- Set task:
Without the pictures, return each record as it appears.
##### Input rows
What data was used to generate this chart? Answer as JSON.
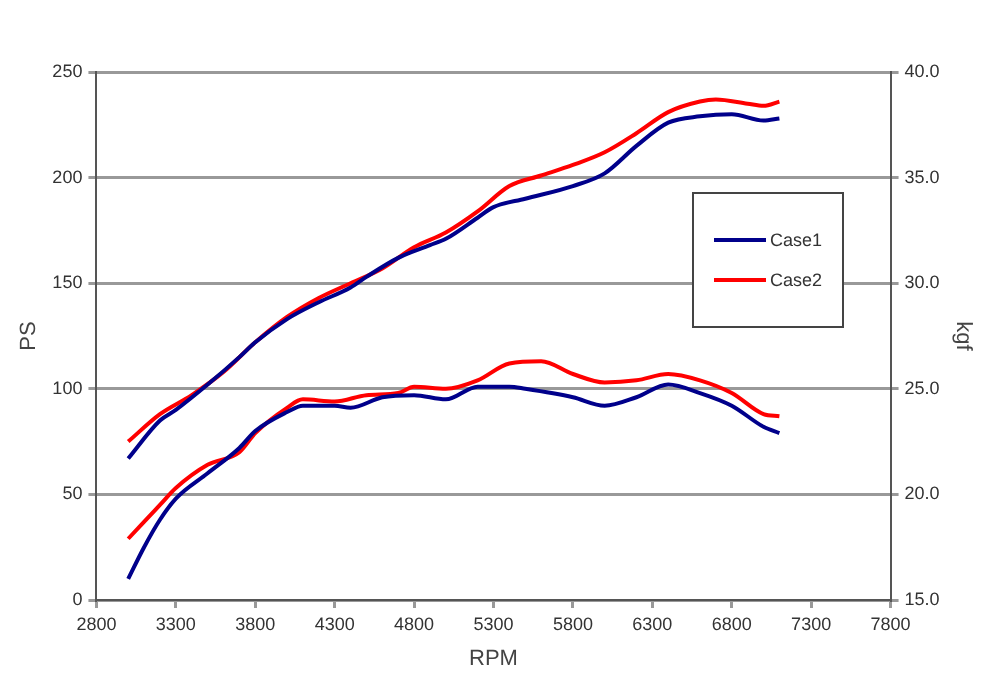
{
  "chart_data": {
    "type": "line",
    "xlabel": "RPM",
    "ylabel": "PS",
    "y2label": "kgf",
    "xlim": [
      2800,
      7800
    ],
    "xticks": [
      2800,
      3300,
      3800,
      4300,
      4800,
      5300,
      5800,
      6300,
      6800,
      7300,
      7800
    ],
    "ylim": [
      0,
      250
    ],
    "yticks": [
      0,
      50,
      100,
      150,
      200,
      250
    ],
    "y2lim": [
      15,
      40
    ],
    "y2ticks": [
      {
        "value": 15,
        "label": "15.0"
      },
      {
        "value": 20,
        "label": "20.0"
      },
      {
        "value": 25,
        "label": "25.0"
      },
      {
        "value": 30,
        "label": "30.0"
      },
      {
        "value": 35,
        "label": "35.0"
      },
      {
        "value": 40,
        "label": "40.0"
      }
    ],
    "grid": "y",
    "legend": "right",
    "marker": "none",
    "line_style": "solid",
    "series": [
      {
        "name": "Case1",
        "color": "#00008b",
        "x": [
          3000,
          3200,
          3300,
          3500,
          3700,
          3800,
          4000,
          4200,
          4400,
          4500,
          4700,
          4900,
          5000,
          5200,
          5300,
          5500,
          5800,
          6000,
          6200,
          6400,
          6600,
          6800,
          7000,
          7100
        ],
        "values": [
          67,
          85,
          90,
          102,
          115,
          122,
          133,
          141,
          148,
          153,
          162,
          168,
          171,
          181,
          186,
          190,
          196,
          202,
          215,
          226,
          229,
          230,
          227,
          228
        ]
      },
      {
        "name": "Case2",
        "color": "#ff0000",
        "x": [
          3000,
          3200,
          3400,
          3600,
          3800,
          4000,
          4200,
          4400,
          4600,
          4800,
          5000,
          5200,
          5400,
          5600,
          5800,
          6000,
          6200,
          6400,
          6600,
          6700,
          6900,
          7000,
          7100
        ],
        "values": [
          75,
          88,
          97,
          108,
          122,
          134,
          143,
          150,
          157,
          167,
          174,
          184,
          196,
          201,
          206,
          212,
          221,
          231,
          236,
          237,
          235,
          234,
          236
        ]
      },
      {
        "color": "#00008b",
        "axis": "y2",
        "x": [
          3000,
          3100,
          3200,
          3300,
          3500,
          3700,
          3800,
          4000,
          4100,
          4300,
          4400,
          4600,
          4800,
          5000,
          5200,
          5400,
          5500,
          5800,
          6000,
          6200,
          6400,
          6600,
          6800,
          7000,
          7100
        ],
        "values": [
          16.0,
          17.5,
          18.8,
          19.8,
          21.0,
          22.2,
          23.0,
          23.9,
          24.2,
          24.2,
          24.1,
          24.6,
          24.7,
          24.5,
          25.1,
          25.1,
          25.0,
          24.6,
          24.2,
          24.6,
          25.2,
          24.8,
          24.2,
          23.2,
          22.9
        ]
      },
      {
        "color": "#ff0000",
        "axis": "y2",
        "x": [
          3000,
          3200,
          3300,
          3500,
          3700,
          3800,
          4000,
          4100,
          4300,
          4500,
          4700,
          4800,
          5000,
          5200,
          5400,
          5600,
          5800,
          6000,
          6200,
          6400,
          6600,
          6800,
          7000,
          7100
        ],
        "values": [
          17.9,
          19.5,
          20.3,
          21.4,
          22.0,
          22.9,
          24.1,
          24.5,
          24.4,
          24.7,
          24.8,
          25.1,
          25.0,
          25.4,
          26.2,
          26.3,
          25.7,
          25.3,
          25.4,
          25.7,
          25.4,
          24.8,
          23.8,
          23.7
        ]
      }
    ]
  }
}
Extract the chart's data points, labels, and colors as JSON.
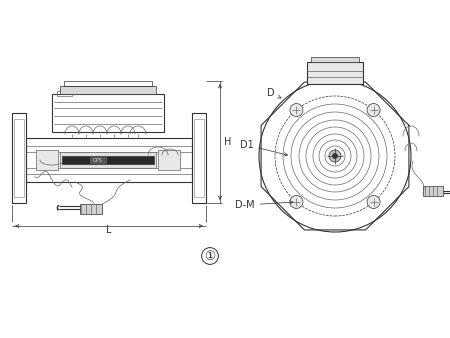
{
  "bg_color": "#ffffff",
  "line_color": "#333333",
  "light_gray": "#999999",
  "mid_gray": "#666666",
  "fig_width": 4.5,
  "fig_height": 3.38,
  "dpi": 100,
  "label_1": "①",
  "label_D": "D",
  "label_D1": "D1",
  "label_DM": "D-M",
  "label_H": "H",
  "label_L": "L"
}
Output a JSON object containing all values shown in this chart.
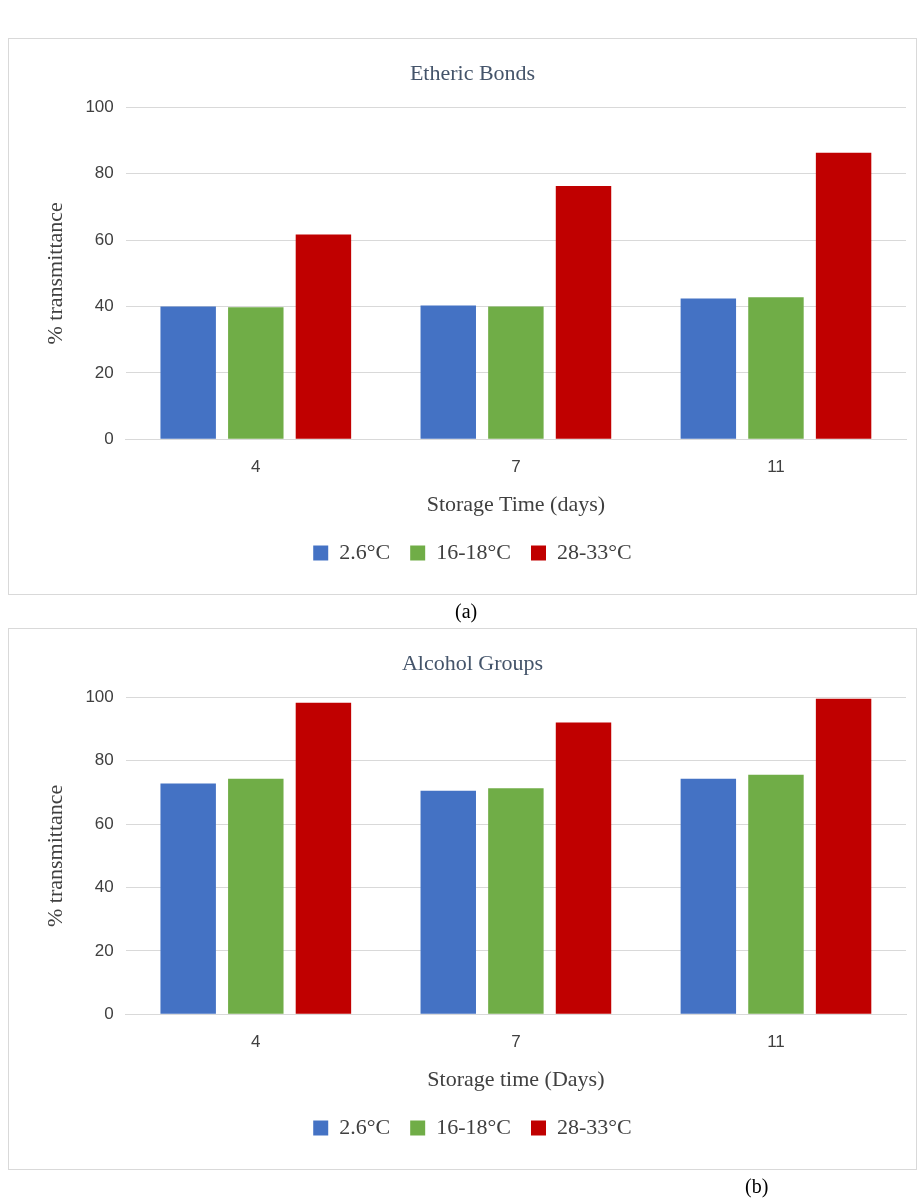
{
  "chart_data": [
    {
      "type": "bar",
      "title": "Etheric Bonds",
      "xlabel": "Storage Time (days)",
      "ylabel": "% transmittance",
      "categories": [
        "4",
        "7",
        "11"
      ],
      "series": [
        {
          "name": "2.6°C",
          "color": "#4472c4",
          "values": [
            40,
            40.3,
            42.4
          ]
        },
        {
          "name": "16-18°C",
          "color": "#70ad47",
          "values": [
            39.8,
            40,
            42.8
          ]
        },
        {
          "name": "28-33°C",
          "color": "#c00000",
          "values": [
            61.7,
            76.3,
            86.3
          ]
        }
      ],
      "ylim": [
        0,
        100
      ],
      "yticks": [
        0,
        20,
        40,
        60,
        80,
        100
      ],
      "grid": "y",
      "legend": "bottom",
      "annotations": [
        "(a)"
      ]
    },
    {
      "type": "bar",
      "title": "Alcohol Groups",
      "xlabel": "Storage time (Days)",
      "ylabel": "% transmittance",
      "categories": [
        "4",
        "7",
        "11"
      ],
      "series": [
        {
          "name": "2.6°C",
          "color": "#4472c4",
          "values": [
            72.8,
            70.5,
            74.3
          ]
        },
        {
          "name": "16-18°C",
          "color": "#70ad47",
          "values": [
            74.3,
            71.3,
            75.6
          ]
        },
        {
          "name": "28-33°C",
          "color": "#c00000",
          "values": [
            98.3,
            92.1,
            99.6
          ]
        }
      ],
      "ylim": [
        0,
        100
      ],
      "yticks": [
        0,
        20,
        40,
        60,
        80,
        100
      ],
      "grid": "y",
      "legend": "bottom",
      "annotations": [
        "(b)"
      ]
    }
  ]
}
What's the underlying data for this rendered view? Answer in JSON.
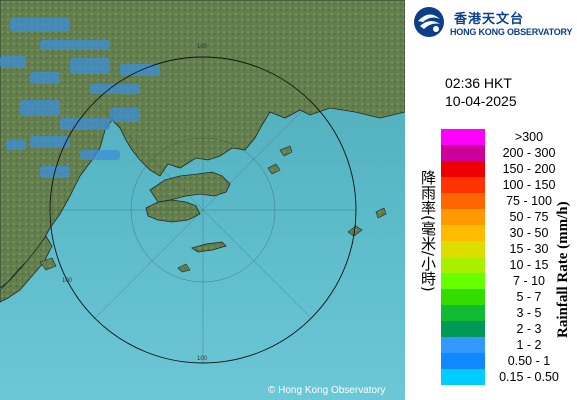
##########
- Result for this task:
What data was used to generate this chart? Answer as JSON.
{
  "chart_data": {
    "type": "line",
    "xlabel": "RPM",
    "ylabel": "PS",
    "y2label": "kgf",
    "xlim": [
      2800,
      7800
    ],
    "xticks": [
      2800,
      3300,
      3800,
      4300,
      4800,
      5300,
      5800,
      6300,
      6800,
      7300,
      7800
    ],
    "ylim": [
      0,
      250
    ],
    "yticks": [
      0,
      50,
      100,
      150,
      200,
      250
    ],
    "y2lim": [
      15,
      40
    ],
    "y2ticks": [
      {
        "value": 15,
        "label": "15.0"
      },
      {
        "value": 20,
        "label": "20.0"
      },
      {
        "value": 25,
        "label": "25.0"
      },
      {
        "value": 30,
        "label": "30.0"
      },
      {
        "value": 35,
        "label": "35.0"
      },
      {
        "value": 40,
        "label": "40.0"
      }
    ],
    "grid": "y",
    "legend": "right",
    "marker": "none",
    "line_style": "solid",
    "series": [
      {
        "name": "Case1",
        "color": "#00008b",
        "x": [
          3000,
          3200,
          3300,
          3500,
          3700,
          3800,
          4000,
          4200,
          4400,
          4500,
          4700,
          4900,
          5000,
          5200,
          5300,
          5500,
          5800,
          6000,
          6200,
          6400,
          6600,
          6800,
          7000,
          7100
        ],
        "values": [
          67,
          85,
          90,
          102,
          115,
          122,
          133,
          141,
          148,
          153,
          162,
          168,
          171,
          181,
          186,
          190,
          196,
          202,
          215,
          226,
          229,
          230,
          227,
          228
        ]
      },
      {
        "name": "Case2",
        "color": "#ff0000",
        "x": [
          3000,
          3200,
          3400,
          3600,
          3800,
          4000,
          4200,
          4400,
          4600,
          4800,
          5000,
          5200,
          5400,
          5600,
          5800,
          6000,
          6200,
          6400,
          6600,
          6700,
          6900,
          7000,
          7100
        ],
        "values": [
          75,
          88,
          97,
          108,
          122,
          134,
          143,
          150,
          157,
          167,
          174,
          184,
          196,
          201,
          206,
          212,
          221,
          231,
          236,
          237,
          235,
          234,
          236
        ]
      },
      {
        "color": "#00008b",
        "axis": "y2",
        "x": [
          3000,
          3100,
          3200,
          3300,
          3500,
          3700,
          3800,
          4000,
          4100,
          4300,
          4400,
          4600,
          4800,
          5000,
          5200,
          5400,
          5500,
          5800,
          6000,
          6200,
          6400,
          6600,
          6800,
          7000,
          7100
        ],
        "values": [
          16.0,
          17.5,
          18.8,
          19.8,
          21.0,
          22.2,
          23.0,
          23.9,
          24.2,
          24.2,
          24.1,
          24.6,
          24.7,
          24.5,
          25.1,
          25.1,
          25.0,
          24.6,
          24.2,
          24.6,
          25.2,
          24.8,
          24.2,
          23.2,
          22.9
        ]
      },
      {
        "color": "#ff0000",
        "axis": "y2",
        "x": [
          3000,
          3200,
          3300,
          3500,
          3700,
          3800,
          4000,
          4100,
          4300,
          4500,
          4700,
          4800,
          5000,
          5200,
          5400,
          5600,
          5800,
          6000,
          6200,
          6400,
          6600,
          6800,
          7000,
          7100
        ],
        "values": [
          17.9,
          19.5,
          20.3,
          21.4,
          22.0,
          22.9,
          24.1,
          24.5,
          24.4,
          24.7,
          24.8,
          25.1,
          25.0,
          25.4,
          26.2,
          26.3,
          25.7,
          25.3,
          25.4,
          25.7,
          25.4,
          24.8,
          23.8,
          23.7
        ]
      }
    ]
  }
}
Extract the chart's data points, labels, and colors as JSON.
{
  "bg_color": "#ffffff",
  "line_color": "#333333",
  "light_gray": "#999999",
  "mid_gray": "#666666",
  "fig_width": 4.5,
  "fig_height": 3.38,
  "dpi": 100,
  "label_1": "①",
  "label_D": "D",
  "label_D1": "D1",
  "label_DM": "D-M",
  "label_H": "H",
  "label_L": "L"
}
Output a JSON object containing all values shown in this chart.
{
  "chart_data": [
    {
      "type": "bar",
      "title": "Etheric Bonds",
      "xlabel": "Storage Time (days)",
      "ylabel": "% transmittance",
      "categories": [
        "4",
        "7",
        "11"
      ],
      "series": [
        {
          "name": "2.6°C",
          "color": "#4472c4",
          "values": [
            40,
            40.3,
            42.4
          ]
        },
        {
          "name": "16-18°C",
          "color": "#70ad47",
          "values": [
            39.8,
            40,
            42.8
          ]
        },
        {
          "name": "28-33°C",
          "color": "#c00000",
          "values": [
            61.7,
            76.3,
            86.3
          ]
        }
      ],
      "ylim": [
        0,
        100
      ],
      "yticks": [
        0,
        20,
        40,
        60,
        80,
        100
      ],
      "grid": "y",
      "legend": "bottom",
      "annotations": [
        "(a)"
      ]
    },
    {
      "type": "bar",
      "title": "Alcohol Groups",
      "xlabel": "Storage time (Days)",
      "ylabel": "% transmittance",
      "categories": [
        "4",
        "7",
        "11"
      ],
      "series": [
        {
          "name": "2.6°C",
          "color": "#4472c4",
          "values": [
            72.8,
            70.5,
            74.3
          ]
        },
        {
          "name": "16-18°C",
          "color": "#70ad47",
          "values": [
            74.3,
            71.3,
            75.6
          ]
        },
        {
          "name": "28-33°C",
          "color": "#c00000",
          "values": [
            98.3,
            92.1,
            99.6
          ]
        }
      ],
      "ylim": [
        0,
        100
      ],
      "yticks": [
        0,
        20,
        40,
        60,
        80,
        100
      ],
      "grid": "y",
      "legend": "bottom",
      "annotations": [
        "(b)"
      ]
    }
  ]
}
What's the underlying data for this rendered view? Answer in JSON.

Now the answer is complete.